[The records]
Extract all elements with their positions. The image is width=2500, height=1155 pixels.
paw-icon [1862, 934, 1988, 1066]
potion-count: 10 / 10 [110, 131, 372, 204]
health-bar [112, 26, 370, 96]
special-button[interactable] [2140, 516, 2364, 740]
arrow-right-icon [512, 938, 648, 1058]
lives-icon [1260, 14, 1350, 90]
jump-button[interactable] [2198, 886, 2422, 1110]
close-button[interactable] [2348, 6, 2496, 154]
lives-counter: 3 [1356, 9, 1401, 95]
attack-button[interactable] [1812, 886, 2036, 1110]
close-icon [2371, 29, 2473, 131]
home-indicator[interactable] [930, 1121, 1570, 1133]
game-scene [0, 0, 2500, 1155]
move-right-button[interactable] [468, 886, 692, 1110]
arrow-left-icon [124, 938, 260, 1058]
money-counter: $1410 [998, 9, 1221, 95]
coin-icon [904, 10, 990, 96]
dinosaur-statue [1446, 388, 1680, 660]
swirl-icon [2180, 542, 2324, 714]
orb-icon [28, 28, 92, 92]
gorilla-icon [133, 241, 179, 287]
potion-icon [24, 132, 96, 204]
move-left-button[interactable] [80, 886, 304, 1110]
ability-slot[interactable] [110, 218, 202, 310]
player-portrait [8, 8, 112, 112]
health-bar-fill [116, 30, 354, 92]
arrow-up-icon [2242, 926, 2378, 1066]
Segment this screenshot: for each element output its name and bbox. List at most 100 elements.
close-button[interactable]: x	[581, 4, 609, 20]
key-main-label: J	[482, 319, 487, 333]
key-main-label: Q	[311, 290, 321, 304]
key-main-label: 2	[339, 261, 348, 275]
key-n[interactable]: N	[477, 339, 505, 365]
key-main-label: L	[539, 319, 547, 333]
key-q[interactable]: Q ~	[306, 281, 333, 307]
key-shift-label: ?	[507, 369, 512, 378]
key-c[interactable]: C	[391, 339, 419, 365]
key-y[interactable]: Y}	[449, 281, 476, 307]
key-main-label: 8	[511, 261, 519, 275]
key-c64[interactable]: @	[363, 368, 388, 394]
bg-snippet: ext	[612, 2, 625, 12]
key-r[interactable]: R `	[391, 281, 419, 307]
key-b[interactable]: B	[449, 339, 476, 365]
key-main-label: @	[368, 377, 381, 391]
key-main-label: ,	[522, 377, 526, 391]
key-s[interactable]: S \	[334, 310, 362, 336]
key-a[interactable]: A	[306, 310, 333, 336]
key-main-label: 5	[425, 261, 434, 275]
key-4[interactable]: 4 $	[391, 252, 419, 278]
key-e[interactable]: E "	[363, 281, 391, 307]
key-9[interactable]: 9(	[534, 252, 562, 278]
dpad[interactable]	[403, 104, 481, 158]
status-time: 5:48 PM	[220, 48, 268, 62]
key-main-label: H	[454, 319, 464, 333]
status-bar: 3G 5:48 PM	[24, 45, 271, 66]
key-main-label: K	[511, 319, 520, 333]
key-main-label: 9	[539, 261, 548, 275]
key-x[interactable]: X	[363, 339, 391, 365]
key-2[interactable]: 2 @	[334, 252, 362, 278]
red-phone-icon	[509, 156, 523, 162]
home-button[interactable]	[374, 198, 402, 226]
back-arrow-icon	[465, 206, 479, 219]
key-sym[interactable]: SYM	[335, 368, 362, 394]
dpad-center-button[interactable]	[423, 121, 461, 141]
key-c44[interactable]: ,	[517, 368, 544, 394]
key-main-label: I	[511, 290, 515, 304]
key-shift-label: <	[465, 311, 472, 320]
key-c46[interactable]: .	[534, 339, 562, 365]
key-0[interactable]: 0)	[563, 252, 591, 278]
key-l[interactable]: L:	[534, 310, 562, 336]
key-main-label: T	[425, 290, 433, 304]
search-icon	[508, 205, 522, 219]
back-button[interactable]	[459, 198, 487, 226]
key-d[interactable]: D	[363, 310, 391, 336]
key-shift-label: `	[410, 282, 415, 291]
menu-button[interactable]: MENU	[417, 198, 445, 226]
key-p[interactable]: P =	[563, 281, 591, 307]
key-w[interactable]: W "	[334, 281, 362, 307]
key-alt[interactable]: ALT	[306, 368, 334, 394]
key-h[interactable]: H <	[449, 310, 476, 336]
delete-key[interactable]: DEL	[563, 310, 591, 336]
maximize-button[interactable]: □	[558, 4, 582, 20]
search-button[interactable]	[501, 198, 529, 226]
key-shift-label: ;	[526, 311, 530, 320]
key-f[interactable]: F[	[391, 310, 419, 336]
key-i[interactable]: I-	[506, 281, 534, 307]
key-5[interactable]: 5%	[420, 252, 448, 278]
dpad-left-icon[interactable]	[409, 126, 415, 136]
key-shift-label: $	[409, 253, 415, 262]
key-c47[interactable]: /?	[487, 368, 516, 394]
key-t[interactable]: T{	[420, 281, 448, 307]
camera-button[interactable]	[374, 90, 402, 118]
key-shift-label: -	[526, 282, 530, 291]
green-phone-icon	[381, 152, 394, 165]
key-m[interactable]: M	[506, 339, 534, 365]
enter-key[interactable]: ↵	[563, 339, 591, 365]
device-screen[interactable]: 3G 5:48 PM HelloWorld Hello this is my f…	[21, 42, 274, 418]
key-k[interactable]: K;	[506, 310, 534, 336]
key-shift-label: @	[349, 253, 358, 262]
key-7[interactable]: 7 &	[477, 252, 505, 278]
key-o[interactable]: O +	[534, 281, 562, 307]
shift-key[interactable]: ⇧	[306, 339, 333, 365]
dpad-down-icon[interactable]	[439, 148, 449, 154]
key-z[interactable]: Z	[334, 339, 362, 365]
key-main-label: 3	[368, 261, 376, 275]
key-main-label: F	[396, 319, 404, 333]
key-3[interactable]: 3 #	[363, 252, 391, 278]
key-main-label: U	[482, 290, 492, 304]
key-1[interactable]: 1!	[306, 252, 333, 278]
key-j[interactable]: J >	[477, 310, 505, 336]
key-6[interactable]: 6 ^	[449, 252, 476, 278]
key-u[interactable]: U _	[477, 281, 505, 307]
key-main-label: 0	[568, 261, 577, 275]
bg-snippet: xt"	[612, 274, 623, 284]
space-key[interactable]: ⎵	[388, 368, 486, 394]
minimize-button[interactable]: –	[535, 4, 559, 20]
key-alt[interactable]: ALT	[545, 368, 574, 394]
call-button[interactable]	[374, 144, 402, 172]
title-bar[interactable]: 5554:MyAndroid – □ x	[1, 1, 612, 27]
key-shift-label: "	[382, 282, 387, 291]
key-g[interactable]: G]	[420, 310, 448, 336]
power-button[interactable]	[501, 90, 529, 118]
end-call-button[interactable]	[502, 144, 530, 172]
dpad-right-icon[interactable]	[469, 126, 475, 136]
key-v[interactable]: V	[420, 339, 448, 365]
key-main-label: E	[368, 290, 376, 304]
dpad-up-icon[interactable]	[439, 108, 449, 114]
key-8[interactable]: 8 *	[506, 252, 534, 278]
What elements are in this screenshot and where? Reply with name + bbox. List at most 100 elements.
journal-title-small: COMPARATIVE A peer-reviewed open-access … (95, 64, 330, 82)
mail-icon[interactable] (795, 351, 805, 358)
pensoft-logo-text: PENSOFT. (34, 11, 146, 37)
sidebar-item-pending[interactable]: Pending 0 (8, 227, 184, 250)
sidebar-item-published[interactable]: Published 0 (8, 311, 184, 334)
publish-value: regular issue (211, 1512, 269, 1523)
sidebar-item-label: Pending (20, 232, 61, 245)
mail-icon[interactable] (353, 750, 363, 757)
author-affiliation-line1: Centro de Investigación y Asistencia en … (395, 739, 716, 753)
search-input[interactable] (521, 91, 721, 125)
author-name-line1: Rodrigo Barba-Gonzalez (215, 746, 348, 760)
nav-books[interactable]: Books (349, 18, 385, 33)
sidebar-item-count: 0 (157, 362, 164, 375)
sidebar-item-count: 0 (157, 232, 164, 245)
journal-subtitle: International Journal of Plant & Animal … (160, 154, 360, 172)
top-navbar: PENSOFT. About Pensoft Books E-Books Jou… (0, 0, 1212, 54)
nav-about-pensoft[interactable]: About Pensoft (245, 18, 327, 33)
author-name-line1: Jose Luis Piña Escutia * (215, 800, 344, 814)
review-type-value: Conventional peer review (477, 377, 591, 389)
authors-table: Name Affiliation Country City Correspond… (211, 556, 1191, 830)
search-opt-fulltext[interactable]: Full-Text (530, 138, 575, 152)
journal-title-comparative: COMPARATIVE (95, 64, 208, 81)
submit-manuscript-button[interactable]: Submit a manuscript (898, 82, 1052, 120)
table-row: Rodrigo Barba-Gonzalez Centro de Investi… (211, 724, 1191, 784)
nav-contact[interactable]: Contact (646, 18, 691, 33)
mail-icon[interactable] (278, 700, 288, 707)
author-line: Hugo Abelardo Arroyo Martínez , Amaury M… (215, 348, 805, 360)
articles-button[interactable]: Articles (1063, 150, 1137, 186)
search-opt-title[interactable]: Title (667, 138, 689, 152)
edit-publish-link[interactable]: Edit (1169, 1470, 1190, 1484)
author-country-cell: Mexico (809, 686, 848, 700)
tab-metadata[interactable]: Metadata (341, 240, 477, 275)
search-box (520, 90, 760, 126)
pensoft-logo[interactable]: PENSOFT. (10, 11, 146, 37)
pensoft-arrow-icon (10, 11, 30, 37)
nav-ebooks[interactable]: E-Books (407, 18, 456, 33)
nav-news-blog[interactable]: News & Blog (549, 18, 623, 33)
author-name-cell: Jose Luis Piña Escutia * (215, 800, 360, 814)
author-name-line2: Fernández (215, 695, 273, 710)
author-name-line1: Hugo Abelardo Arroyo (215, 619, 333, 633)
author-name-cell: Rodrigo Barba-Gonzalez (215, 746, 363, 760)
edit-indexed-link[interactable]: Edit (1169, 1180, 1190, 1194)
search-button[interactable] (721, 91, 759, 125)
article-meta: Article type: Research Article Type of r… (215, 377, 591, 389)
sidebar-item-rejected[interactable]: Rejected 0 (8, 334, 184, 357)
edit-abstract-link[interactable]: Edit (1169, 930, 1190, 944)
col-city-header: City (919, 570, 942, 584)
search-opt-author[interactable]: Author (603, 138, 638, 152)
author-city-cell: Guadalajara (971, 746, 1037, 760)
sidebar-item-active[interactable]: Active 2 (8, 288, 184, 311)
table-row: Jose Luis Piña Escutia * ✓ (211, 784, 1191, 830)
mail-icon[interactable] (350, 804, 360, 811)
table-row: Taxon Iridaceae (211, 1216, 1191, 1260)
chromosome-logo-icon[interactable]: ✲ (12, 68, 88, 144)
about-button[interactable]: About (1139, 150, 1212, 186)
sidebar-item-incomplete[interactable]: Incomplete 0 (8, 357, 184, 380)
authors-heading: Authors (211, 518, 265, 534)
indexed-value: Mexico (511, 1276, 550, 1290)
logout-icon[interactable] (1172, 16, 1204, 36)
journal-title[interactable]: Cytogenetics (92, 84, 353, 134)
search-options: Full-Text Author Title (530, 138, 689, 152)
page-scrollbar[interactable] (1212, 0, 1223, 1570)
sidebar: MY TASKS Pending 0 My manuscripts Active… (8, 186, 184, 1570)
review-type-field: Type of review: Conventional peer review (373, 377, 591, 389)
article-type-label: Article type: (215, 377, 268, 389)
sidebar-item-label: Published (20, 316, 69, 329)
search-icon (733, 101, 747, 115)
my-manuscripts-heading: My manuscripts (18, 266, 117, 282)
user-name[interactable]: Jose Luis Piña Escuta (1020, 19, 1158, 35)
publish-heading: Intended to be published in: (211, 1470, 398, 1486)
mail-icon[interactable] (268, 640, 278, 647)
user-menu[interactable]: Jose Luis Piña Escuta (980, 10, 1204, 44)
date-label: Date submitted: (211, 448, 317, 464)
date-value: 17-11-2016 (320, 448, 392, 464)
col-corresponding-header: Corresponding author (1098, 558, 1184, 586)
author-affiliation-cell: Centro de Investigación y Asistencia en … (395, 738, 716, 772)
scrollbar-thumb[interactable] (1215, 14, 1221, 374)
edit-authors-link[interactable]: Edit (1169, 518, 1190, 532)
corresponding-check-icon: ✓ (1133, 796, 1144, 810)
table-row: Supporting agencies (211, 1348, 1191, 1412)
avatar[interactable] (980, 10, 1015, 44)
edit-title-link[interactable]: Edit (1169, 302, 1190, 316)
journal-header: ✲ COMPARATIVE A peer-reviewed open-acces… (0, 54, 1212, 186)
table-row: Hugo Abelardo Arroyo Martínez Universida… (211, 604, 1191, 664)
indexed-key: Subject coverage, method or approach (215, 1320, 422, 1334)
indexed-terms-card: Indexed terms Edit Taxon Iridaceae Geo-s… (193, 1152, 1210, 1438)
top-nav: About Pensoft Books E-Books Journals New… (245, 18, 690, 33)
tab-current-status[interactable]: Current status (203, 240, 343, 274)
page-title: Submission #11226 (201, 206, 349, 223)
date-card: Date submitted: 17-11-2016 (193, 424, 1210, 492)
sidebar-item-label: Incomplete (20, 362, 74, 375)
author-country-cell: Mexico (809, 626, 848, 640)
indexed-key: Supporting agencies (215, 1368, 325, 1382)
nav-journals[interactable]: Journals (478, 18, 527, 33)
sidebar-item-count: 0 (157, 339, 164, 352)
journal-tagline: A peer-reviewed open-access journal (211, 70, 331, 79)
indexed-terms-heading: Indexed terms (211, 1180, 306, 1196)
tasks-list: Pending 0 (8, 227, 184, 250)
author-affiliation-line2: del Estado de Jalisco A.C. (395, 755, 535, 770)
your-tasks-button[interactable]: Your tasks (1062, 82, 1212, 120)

[Aim of the exercise]
Set out the entries above as a numbered list, from the first line up to and including the line with "377, 381, 391]". Leave out any blank lines.

[Written response]
1. Extract all elements with their positions. The image is width=2500, height=1155 pixels.
2. paw-icon [1862, 934, 1988, 1066]
3. potion-count: 10 / 10 [110, 131, 372, 204]
4. health-bar [112, 26, 370, 96]
5. special-button[interactable] [2140, 516, 2364, 740]
6. arrow-right-icon [512, 938, 648, 1058]
7. lives-icon [1260, 14, 1350, 90]
8. jump-button[interactable] [2198, 886, 2422, 1110]
9. close-button[interactable] [2348, 6, 2496, 154]
10. lives-counter: 3 [1356, 9, 1401, 95]
11. attack-button[interactable] [1812, 886, 2036, 1110]
12. close-icon [2371, 29, 2473, 131]
13. home-indicator[interactable] [930, 1121, 1570, 1133]
14. game-scene [0, 0, 2500, 1155]
15. move-right-button[interactable] [468, 886, 692, 1110]
16. arrow-left-icon [124, 938, 260, 1058]
17. money-counter: $1410 [998, 9, 1221, 95]
18. coin-icon [904, 10, 990, 96]
19. dinosaur-statue [1446, 388, 1680, 660]
20. swirl-icon [2180, 542, 2324, 714]
21. orb-icon [28, 28, 92, 92]
22. gorilla-icon [133, 241, 179, 287]
23. potion-icon [24, 132, 96, 204]
24. move-left-button[interactable] [80, 886, 304, 1110]
25. ability-slot[interactable] [110, 218, 202, 310]
26. player-portrait [8, 8, 112, 112]
27. health-bar-fill [116, 30, 354, 92]
28. arrow-up-icon [2242, 926, 2378, 1066]
29. Segment this screenshot: for each element output its name and bbox. List at most 100 elements.
30. close-button[interactable]: x	[581, 4, 609, 20]
31. key-main-label: J	[482, 319, 487, 333]
32. key-main-label: Q	[311, 290, 321, 304]
33. key-main-label: 2	[339, 261, 348, 275]
34. key-n[interactable]: N	[477, 339, 505, 365]
35. key-main-label: L	[539, 319, 547, 333]
36. key-q[interactable]: Q ~	[306, 281, 333, 307]
37. key-shift-label: ?	[507, 369, 512, 378]
38. key-c[interactable]: C	[391, 339, 419, 365]
39. key-y[interactable]: Y}	[449, 281, 476, 307]
40. key-main-label: 8	[511, 261, 519, 275]
41. key-c64[interactable]: @	[363, 368, 388, 394]
42. bg-snippet: ext	[612, 2, 625, 12]
43. key-r[interactable]: R `	[391, 281, 419, 307]
44. key-b[interactable]: B	[449, 339, 476, 365]
45. key-main-label: @	[368, 377, 381, 391]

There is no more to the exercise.